The Out to Sea Blogathon: Lifeboat (1944)
When I saw the Out to Sea Blogathon the first thing that came to mind was Alfred Hitchcock’s Lifeboat. The reason for this is that when dealing with seafaring narratives you are normally are left with few options of how to approach it in terms of the kind of story being told.
As per usual Hitchcock worked from a concept first conceived in prose. In this case a story by John Steinbeck. Shaping into cinematic story proved a daunting task in the scripting stage, as Hitch told Truffaut in their now-legendary interview series:
I had assigned John Steinbeck to the screenplay, but his screenplay was incomplete and so I brought in MacKinlay Kantor who worked on it for two weeks. I didn’t care for what he had written at all. He said ‘Well, that’s the best I can do.’ I thanked him for his efforts and hired another writer, Jo Swerling, who had worked on several films for Frank Capra. When the screenplay was complete and was ready to shoot, I discovered the narrative was rather shapeless. So I went over it again, trying to give dramatic form to each of the sequences.
This kind of revolving door of writers was not unusual then, nor is it unusual now; nor is a director’s pass of the script. This kind of revisionary writing is what many directors do in lieu of writing their own scripts start-to-finish—Spielberg would be a modern day example. Much of Hitchcock’s contribution can be seen in Constance Porter’s (Tallulah Bankhead) arc. However, there are other touches that make this work special, one of under-appreciated works.
In the shipwrecked variant of the seafaring tale (this film deftly incorporates elements of that, war film, and chamber drama) there can be visual monotony to the goings on. What Hitchcock does to break this up is balancing the claustrophobic (being on a small lifeboat with a group of survivors) to agoraphobic (the oceanic nothingness that surrounds them). Another visual component that gives this film some vibrancy is that Hitchcock uses close-ups sparingly. Instead he frames many three-quarter, two-, three-shots, and larger group shots.

TASKS:
[a] List the kinds of shots that the Lifeboat review says Hitchcock frames instead of close-ups.
[b] Resume the review of Lifeboat, picking up right after its final sentence.
The lines after this point come from a separate source and have no connection to the review of Lifeboat.

GIVEN DATA:

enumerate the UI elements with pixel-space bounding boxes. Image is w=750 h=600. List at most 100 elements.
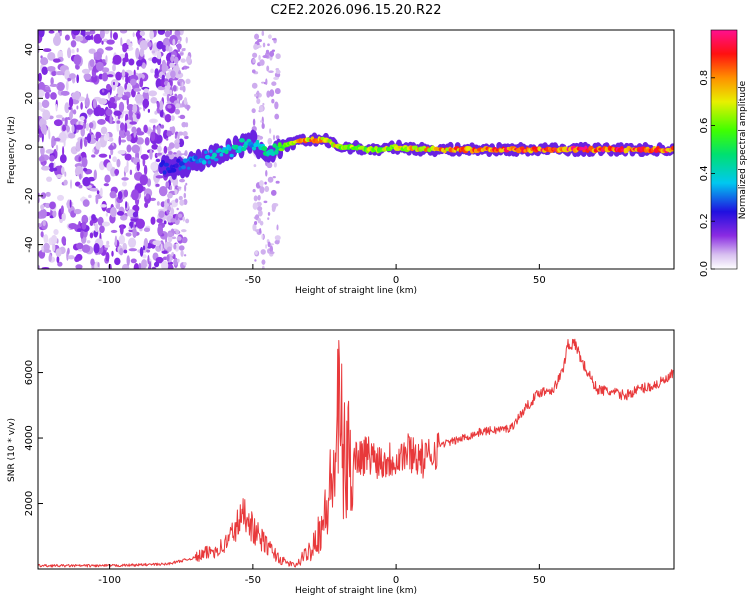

ANSWER LIST:
[a] Three-quarter shots, two-shots, three-shots, and larger group shots.

[b]
While, like Rope, this is a unity of space tale (but not time) yet there are cinematic moments, cuts, and mise-en-scène. So while the actors often share the frame listening and reacting to each other in the same take this film never feels theatrical.
As the title indicates the primary motivation for all the characters is survival. It instantly jumps into the action barely showing the sinking of the passenger ship by a U-Boat and getting right into the lifeboat.
The sea and their vessel is the ideal setting for this clash of characters who are a microcosm of World War II’s combatants. The focus remains myopically on the characters only focusing on the seafaring aspect as much as necessary and as a function of these characters.
As Hitchcock did later on The Birds, there is no musical score in this film. It’s another decision that focuses the audience’s attention on the characters as it searches for more verisimilitude and less spectacle.
As each passenger climbs out of the wreckage and onto the boat, there is tension and conflict as those already on the boat discover who the newcomer is and more about them. This is mostly subsumed and not bombastic. Most of the overt conflict surrounds the character of Willi (Walter Slezak), the German who comes aboard.
There are deceptions along the way but the character of Willi is most definitely an intriguing one. Hitchcock mentioned to Truffaut that some criticism from the press about the film was about the Nazi being too skilled, in short that they wanted the movie to be more propagandistic as it was released in 1944. However, the fact that he was the most qualified to captain the lifeboat doesn’t changed the fact that he lied about his rank on the U-boat and what supplies he kept on his person amongst other things. Plus, he goes to great lengths to earn their trust in order that his deception(s) can go undetected.
Had the film been more starkly black and white in its characterization, as some critics wanted it to be (judging a film by what you want it to be, and not what it is, is a cardinal sin of criticism), I don’t think the film would have had the afterlife its enjoyed despite its disappearing from cinemas with little fanfare upon its initial release. Save for a rather lengthy run in New York.
With any film the audience, both critics and the general public, are the final arbiter of meaning and impact–or at least have the final say whether “correct” or not. My perspective ends up being somewhere between Truffaut who said:
At one time I was under the impression that Lifeboat intended to show that everyone is guilty, each of us has something to be ashamed of, and that no one man is qualified to pass judgment others.
And Hitchcock who said:
Here was a statement telling democracies to put aside their differences temporarily and to gather forces and concentrate on the common enemy, whose strength was derived from a spirit of unity and determination.
In drawing the characters out, in giving them all dimension, you will naturally see flaws and positives in all these people. Having no character be a paragon of virtue is what makes this film art and not the propaganda some desired.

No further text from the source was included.